**SHORT PROBLEM**
Only the number is needed: how many lines contain the word "TradingView"?

**DATASET CONTENT**
_ _ _ _ _

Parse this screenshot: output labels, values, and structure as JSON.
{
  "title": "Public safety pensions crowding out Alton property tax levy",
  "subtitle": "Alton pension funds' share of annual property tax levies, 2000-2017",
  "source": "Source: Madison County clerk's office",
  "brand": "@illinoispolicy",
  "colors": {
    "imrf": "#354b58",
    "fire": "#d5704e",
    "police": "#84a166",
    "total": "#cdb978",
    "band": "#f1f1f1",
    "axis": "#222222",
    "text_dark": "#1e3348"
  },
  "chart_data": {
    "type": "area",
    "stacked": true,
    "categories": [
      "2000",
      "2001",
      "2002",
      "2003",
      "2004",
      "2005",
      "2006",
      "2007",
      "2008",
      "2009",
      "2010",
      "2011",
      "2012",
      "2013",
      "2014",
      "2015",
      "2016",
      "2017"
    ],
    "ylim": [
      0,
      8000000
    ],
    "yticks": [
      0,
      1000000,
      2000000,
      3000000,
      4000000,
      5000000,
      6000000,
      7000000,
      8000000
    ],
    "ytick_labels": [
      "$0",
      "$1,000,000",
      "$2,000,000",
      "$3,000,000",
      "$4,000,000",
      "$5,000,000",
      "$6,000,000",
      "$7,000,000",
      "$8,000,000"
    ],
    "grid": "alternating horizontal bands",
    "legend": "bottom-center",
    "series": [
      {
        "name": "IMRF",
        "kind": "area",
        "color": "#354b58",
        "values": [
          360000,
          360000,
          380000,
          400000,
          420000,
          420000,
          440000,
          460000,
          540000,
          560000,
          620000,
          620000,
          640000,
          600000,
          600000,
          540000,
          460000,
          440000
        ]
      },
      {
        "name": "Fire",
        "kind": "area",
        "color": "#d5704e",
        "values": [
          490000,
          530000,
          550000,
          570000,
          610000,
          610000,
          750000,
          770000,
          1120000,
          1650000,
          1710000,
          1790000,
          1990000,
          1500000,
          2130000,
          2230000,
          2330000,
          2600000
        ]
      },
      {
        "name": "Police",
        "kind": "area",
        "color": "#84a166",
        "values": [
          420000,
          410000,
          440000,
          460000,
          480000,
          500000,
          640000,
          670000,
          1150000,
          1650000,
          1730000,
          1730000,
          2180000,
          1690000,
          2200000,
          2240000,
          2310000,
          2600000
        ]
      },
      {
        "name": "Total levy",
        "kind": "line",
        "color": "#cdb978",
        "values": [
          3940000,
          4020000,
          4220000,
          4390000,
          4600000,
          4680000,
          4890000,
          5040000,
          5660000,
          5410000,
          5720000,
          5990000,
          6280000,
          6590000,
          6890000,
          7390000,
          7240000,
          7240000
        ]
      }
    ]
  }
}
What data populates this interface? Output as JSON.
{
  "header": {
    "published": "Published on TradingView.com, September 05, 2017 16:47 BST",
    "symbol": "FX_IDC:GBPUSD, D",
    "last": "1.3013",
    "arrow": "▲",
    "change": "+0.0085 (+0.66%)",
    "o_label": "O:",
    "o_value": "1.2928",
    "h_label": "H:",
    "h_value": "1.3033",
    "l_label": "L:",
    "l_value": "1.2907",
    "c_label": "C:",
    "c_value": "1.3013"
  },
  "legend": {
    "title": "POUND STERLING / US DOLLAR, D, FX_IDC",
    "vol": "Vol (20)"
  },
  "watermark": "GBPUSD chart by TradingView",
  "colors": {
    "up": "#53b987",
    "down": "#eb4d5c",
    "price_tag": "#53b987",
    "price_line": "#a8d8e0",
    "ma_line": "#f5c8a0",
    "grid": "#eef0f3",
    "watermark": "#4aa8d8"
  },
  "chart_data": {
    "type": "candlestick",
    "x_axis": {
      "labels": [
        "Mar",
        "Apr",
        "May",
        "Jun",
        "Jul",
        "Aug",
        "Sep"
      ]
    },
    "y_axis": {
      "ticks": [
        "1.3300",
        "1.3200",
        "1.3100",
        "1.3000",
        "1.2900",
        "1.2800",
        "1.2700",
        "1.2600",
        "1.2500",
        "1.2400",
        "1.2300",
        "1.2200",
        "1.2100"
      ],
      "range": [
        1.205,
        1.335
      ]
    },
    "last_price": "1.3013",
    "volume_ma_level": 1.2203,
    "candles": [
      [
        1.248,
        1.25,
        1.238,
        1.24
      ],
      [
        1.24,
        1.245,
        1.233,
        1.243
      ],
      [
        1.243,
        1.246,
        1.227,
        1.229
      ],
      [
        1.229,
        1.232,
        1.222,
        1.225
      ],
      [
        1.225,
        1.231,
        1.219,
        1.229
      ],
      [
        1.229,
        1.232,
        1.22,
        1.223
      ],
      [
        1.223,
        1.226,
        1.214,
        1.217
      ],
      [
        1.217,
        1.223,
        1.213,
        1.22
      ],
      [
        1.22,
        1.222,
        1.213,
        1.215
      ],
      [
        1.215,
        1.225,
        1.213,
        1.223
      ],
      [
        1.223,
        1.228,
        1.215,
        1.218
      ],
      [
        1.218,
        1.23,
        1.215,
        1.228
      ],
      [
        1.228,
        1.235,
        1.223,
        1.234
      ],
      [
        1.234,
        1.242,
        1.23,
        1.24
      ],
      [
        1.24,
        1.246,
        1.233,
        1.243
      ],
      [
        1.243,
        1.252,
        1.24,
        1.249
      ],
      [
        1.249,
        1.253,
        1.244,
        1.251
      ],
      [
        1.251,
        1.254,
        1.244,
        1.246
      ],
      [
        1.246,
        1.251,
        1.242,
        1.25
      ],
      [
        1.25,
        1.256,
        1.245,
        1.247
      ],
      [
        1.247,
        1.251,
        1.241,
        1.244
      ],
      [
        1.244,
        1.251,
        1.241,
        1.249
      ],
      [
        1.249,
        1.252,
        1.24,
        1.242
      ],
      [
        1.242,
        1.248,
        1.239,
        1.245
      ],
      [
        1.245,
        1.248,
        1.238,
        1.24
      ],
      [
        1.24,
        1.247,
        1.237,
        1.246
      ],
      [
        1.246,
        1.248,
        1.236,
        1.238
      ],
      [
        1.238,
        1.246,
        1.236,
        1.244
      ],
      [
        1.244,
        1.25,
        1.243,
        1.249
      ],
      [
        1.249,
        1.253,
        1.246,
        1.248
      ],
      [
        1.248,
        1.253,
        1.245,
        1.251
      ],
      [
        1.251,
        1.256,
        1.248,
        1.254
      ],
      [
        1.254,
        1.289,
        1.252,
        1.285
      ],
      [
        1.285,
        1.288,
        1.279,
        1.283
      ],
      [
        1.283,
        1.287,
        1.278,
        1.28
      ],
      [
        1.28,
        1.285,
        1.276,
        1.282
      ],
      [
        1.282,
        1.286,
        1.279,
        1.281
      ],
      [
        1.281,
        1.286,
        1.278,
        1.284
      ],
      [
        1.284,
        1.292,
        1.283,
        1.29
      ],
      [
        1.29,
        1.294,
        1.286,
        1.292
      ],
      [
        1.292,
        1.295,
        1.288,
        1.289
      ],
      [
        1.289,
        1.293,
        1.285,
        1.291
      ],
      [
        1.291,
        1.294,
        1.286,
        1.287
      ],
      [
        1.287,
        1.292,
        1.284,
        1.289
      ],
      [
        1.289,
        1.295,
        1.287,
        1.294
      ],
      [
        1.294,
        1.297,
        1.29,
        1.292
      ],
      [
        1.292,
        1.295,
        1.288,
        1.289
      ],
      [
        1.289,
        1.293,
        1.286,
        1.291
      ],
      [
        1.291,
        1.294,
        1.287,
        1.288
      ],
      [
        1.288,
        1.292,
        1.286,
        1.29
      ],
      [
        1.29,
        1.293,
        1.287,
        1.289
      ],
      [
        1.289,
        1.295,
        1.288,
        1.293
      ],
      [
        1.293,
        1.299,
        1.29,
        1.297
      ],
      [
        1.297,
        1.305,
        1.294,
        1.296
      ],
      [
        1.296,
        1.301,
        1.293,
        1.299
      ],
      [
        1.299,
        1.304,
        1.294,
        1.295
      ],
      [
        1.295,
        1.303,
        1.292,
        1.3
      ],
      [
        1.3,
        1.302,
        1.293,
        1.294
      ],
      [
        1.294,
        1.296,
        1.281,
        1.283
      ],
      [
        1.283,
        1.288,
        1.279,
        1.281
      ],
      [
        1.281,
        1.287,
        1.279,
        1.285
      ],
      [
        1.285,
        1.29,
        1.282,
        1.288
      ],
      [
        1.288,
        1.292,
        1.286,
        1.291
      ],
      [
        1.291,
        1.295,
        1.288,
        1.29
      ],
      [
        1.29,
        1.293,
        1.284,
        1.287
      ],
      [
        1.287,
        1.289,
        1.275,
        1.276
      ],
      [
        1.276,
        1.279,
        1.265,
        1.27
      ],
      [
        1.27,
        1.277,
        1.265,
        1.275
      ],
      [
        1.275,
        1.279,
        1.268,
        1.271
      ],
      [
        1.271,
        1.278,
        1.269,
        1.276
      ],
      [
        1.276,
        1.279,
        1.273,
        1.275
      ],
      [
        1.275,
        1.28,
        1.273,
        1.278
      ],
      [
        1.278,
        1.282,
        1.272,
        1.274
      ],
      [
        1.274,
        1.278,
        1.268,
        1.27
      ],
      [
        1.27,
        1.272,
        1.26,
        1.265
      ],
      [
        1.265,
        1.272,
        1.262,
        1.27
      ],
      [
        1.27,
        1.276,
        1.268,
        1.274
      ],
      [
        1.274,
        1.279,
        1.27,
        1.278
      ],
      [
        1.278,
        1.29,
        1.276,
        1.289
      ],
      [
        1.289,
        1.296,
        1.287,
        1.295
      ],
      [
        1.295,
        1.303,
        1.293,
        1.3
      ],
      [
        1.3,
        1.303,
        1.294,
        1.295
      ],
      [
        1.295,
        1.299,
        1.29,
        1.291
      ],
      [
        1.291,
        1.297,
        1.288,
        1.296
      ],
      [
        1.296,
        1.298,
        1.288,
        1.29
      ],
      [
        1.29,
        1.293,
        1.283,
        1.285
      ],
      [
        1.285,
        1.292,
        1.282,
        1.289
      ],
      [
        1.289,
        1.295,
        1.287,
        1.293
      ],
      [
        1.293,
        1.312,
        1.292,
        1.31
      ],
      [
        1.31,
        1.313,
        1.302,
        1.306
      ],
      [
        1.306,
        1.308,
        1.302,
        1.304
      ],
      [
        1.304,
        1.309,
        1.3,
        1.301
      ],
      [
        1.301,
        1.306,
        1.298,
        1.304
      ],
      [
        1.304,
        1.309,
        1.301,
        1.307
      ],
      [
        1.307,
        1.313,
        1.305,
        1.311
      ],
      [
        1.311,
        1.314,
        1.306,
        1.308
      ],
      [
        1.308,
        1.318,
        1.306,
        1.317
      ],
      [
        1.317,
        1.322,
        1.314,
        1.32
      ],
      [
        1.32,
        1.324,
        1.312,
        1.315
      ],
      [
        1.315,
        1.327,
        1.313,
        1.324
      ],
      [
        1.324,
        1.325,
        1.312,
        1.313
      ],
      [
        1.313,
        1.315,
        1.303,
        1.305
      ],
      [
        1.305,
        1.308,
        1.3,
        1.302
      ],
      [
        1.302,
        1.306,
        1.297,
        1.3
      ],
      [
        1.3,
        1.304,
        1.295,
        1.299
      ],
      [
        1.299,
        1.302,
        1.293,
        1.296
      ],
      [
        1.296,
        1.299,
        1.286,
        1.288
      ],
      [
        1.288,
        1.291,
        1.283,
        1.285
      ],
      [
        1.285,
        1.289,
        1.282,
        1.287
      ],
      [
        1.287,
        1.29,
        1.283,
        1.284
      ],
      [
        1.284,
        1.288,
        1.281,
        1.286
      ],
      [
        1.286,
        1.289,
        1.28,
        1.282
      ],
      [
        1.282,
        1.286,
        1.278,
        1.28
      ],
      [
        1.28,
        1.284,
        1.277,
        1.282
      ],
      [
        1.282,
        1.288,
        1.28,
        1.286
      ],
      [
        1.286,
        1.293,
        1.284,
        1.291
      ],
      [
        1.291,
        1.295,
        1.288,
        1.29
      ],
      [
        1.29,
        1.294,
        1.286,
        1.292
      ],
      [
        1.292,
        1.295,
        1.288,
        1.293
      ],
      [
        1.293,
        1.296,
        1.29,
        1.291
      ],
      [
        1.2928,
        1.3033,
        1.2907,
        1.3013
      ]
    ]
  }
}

_ _ _ _ _

**EXERCISE OUTPUT**
2